龙登高
(清华大学 社会科学学院经济学研究所,北京 100083)
[摘 要]在笔者近二十年研究成果的基础上,本文在中国传统社会经济视野下对地权制度及其演变与作用进行系统性考察与综合论述,构建了具有内在逻辑体系的解释框架。从私有产权、法人产权、国有产权与所有权、占有权、使用权等层面形成土地产权形态理论,以富有中国传统特色的典权为中心,明辨各种地权交易形式及其历史演化。在此基础上探讨地权市场与家庭农庄的关联与相互影响,并从历史实证与理论逻辑上反思了佃农理论、平均地权等旧有成说,揭示了与西欧经济道路迥异的中国传统经济的基本特质及其近代转型困境。

◆ 提供的数据 ◆
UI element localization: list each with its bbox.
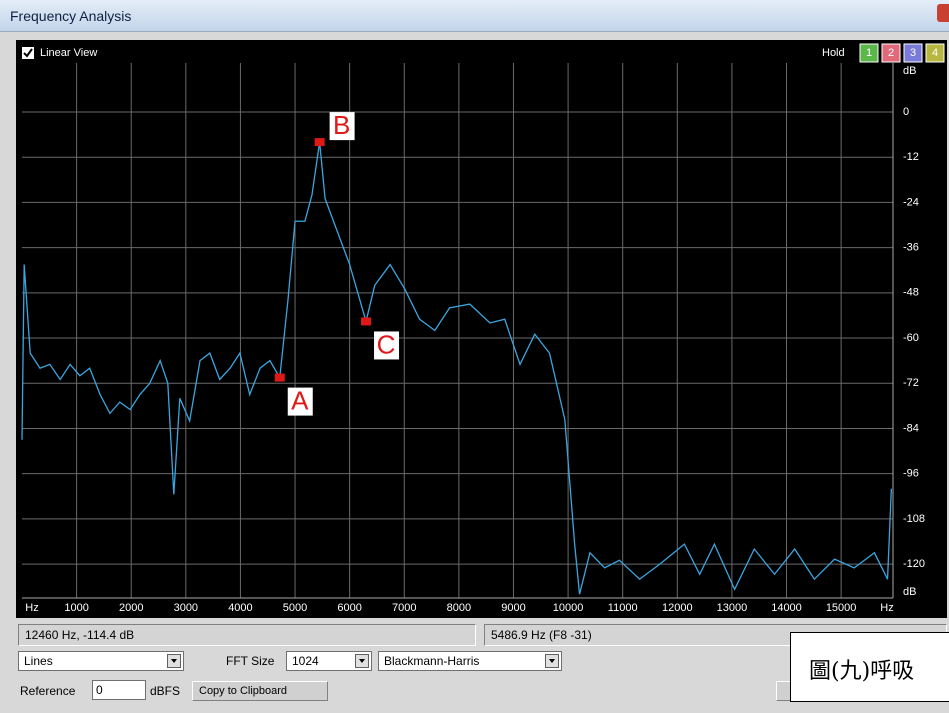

◆ 目标 ◆
按这段讲地权制度的摘要,作者是在什么基础上去讨论地权市场和家庭农庄之间的关系的? 上面这些数据在这里用不上。

◆ 回答 ◆
作者先从私有产权、法人产权、国有产权以及所有权、占有权、使用权这几个层面形成土地产权形态理论，再以典权为中心理清各种地权交易形式及其历史演化。有了这些基础，才接着去讨论地权市场和家庭农庄怎样相互关联、相互影响。